§ **Directive**
Please reproduce every record, keeping each one exactly as written.

____

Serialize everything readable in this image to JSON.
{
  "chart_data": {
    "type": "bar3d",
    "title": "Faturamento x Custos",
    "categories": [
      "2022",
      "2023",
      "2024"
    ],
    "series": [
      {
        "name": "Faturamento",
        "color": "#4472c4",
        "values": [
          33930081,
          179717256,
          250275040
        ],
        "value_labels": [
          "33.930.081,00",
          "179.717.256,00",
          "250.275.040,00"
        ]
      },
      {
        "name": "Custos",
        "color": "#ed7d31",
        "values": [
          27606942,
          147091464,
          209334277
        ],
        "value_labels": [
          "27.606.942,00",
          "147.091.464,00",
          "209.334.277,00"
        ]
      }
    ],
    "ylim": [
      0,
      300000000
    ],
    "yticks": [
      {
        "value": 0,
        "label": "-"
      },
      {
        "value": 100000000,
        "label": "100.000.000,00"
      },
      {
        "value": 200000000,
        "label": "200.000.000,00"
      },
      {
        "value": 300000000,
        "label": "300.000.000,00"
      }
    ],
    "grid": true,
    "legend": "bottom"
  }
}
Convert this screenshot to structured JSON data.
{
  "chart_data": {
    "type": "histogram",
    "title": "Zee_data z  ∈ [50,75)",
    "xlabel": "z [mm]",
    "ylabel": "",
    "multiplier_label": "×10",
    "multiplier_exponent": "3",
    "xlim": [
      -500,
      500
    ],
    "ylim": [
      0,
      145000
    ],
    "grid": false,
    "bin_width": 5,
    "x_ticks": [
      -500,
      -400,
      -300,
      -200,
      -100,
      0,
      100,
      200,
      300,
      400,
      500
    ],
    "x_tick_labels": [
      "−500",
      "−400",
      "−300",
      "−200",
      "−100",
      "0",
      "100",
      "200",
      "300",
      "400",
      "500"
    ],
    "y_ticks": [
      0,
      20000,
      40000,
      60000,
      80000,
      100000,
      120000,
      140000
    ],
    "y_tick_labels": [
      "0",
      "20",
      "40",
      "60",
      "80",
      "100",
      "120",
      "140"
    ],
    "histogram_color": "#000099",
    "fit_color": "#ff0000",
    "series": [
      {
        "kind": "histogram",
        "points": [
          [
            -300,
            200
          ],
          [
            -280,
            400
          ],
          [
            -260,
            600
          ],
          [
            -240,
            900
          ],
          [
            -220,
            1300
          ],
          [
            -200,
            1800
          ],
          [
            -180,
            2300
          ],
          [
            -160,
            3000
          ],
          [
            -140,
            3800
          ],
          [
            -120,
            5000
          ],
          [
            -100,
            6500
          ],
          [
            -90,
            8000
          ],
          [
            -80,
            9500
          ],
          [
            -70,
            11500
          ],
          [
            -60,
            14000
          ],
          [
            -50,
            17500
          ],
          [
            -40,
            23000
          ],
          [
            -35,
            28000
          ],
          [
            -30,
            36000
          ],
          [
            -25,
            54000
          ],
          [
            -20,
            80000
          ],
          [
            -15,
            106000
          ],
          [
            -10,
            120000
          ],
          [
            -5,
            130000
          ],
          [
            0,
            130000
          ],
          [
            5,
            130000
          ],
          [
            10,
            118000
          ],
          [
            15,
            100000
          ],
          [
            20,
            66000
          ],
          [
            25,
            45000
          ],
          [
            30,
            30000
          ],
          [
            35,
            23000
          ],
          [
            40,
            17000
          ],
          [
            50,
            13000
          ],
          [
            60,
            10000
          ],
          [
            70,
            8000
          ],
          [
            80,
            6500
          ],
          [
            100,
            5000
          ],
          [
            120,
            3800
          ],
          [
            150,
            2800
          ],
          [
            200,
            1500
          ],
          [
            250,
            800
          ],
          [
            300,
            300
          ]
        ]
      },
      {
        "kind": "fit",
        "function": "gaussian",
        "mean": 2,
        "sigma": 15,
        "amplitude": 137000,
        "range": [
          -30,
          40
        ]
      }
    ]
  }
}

____

§ **Answer for the task**
Serialize everything readable in this image to JSON.
{
  "chart_data": {
    "type": "bar3d",
    "title": "Faturamento x Custos",
    "categories": [
      "2022",
      "2023",
      "2024"
    ],
    "series": [
      {
        "name": "Faturamento",
        "color": "#4472c4",
        "values": [
          33930081,
          179717256,
          250275040
        ],
        "value_labels": [
          "33.930.081,00",
          "179.717.256,00",
          "250.275.040,00"
        ]
      },
      {
        "name": "Custos",
        "color": "#ed7d31",
        "values": [
          27606942,
          147091464,
          209334277
        ],
        "value_labels": [
          "27.606.942,00",
          "147.091.464,00",
          "209.334.277,00"
        ]
      }
    ],
    "ylim": [
      0,
      300000000
    ],
    "yticks": [
      {
        "value": 0,
        "label": "-"
      },
      {
        "value": 100000000,
        "label": "100.000.000,00"
      },
      {
        "value": 200000000,
        "label": "200.000.000,00"
      },
      {
        "value": 300000000,
        "label": "300.000.000,00"
      }
    ],
    "grid": true,
    "legend": "bottom"
  }
}
Convert this screenshot to structured JSON data.
{
  "chart_data": {
    "type": "histogram",
    "title": "Zee_data z  ∈ [50,75)",
    "xlabel": "z [mm]",
    "ylabel": "",
    "multiplier_label": "×10",
    "multiplier_exponent": "3",
    "xlim": [
      -500,
      500
    ],
    "ylim": [
      0,
      145000
    ],
    "grid": false,
    "bin_width": 5,
    "x_ticks": [
      -500,
      -400,
      -300,
      -200,
      -100,
      0,
      100,
      200,
      300,
      400,
      500
    ],
    "x_tick_labels": [
      "−500",
      "−400",
      "−300",
      "−200",
      "−100",
      "0",
      "100",
      "200",
      "300",
      "400",
      "500"
    ],
    "y_ticks": [
      0,
      20000,
      40000,
      60000,
      80000,
      100000,
      120000,
      140000
    ],
    "y_tick_labels": [
      "0",
      "20",
      "40",
      "60",
      "80",
      "100",
      "120",
      "140"
    ],
    "histogram_color": "#000099",
    "fit_color": "#ff0000",
    "series": [
      {
        "kind": "histogram",
        "points": [
          [
            -300,
            200
          ],
          [
            -280,
            400
          ],
          [
            -260,
            600
          ],
          [
            -240,
            900
          ],
          [
            -220,
            1300
          ],
          [
            -200,
            1800
          ],
          [
            -180,
            2300
          ],
          [
            -160,
            3000
          ],
          [
            -140,
            3800
          ],
          [
            -120,
            5000
          ],
          [
            -100,
            6500
          ],
          [
            -90,
            8000
          ],
          [
            -80,
            9500
          ],
          [
            -70,
            11500
          ],
          [
            -60,
            14000
          ],
          [
            -50,
            17500
          ],
          [
            -40,
            23000
          ],
          [
            -35,
            28000
          ],
          [
            -30,
            36000
          ],
          [
            -25,
            54000
          ],
          [
            -20,
            80000
          ],
          [
            -15,
            106000
          ],
          [
            -10,
            120000
          ],
          [
            -5,
            130000
          ],
          [
            0,
            130000
          ],
          [
            5,
            130000
          ],
          [
            10,
            118000
          ],
          [
            15,
            100000
          ],
          [
            20,
            66000
          ],
          [
            25,
            45000
          ],
          [
            30,
            30000
          ],
          [
            35,
            23000
          ],
          [
            40,
            17000
          ],
          [
            50,
            13000
          ],
          [
            60,
            10000
          ],
          [
            70,
            8000
          ],
          [
            80,
            6500
          ],
          [
            100,
            5000
          ],
          [
            120,
            3800
          ],
          [
            150,
            2800
          ],
          [
            200,
            1500
          ],
          [
            250,
            800
          ],
          [
            300,
            300
          ]
        ]
      },
      {
        "kind": "fit",
        "function": "gaussian",
        "mean": 2,
        "sigma": 15,
        "amplitude": 137000,
        "range": [
          -30,
          40
        ]
      }
    ]
  }
}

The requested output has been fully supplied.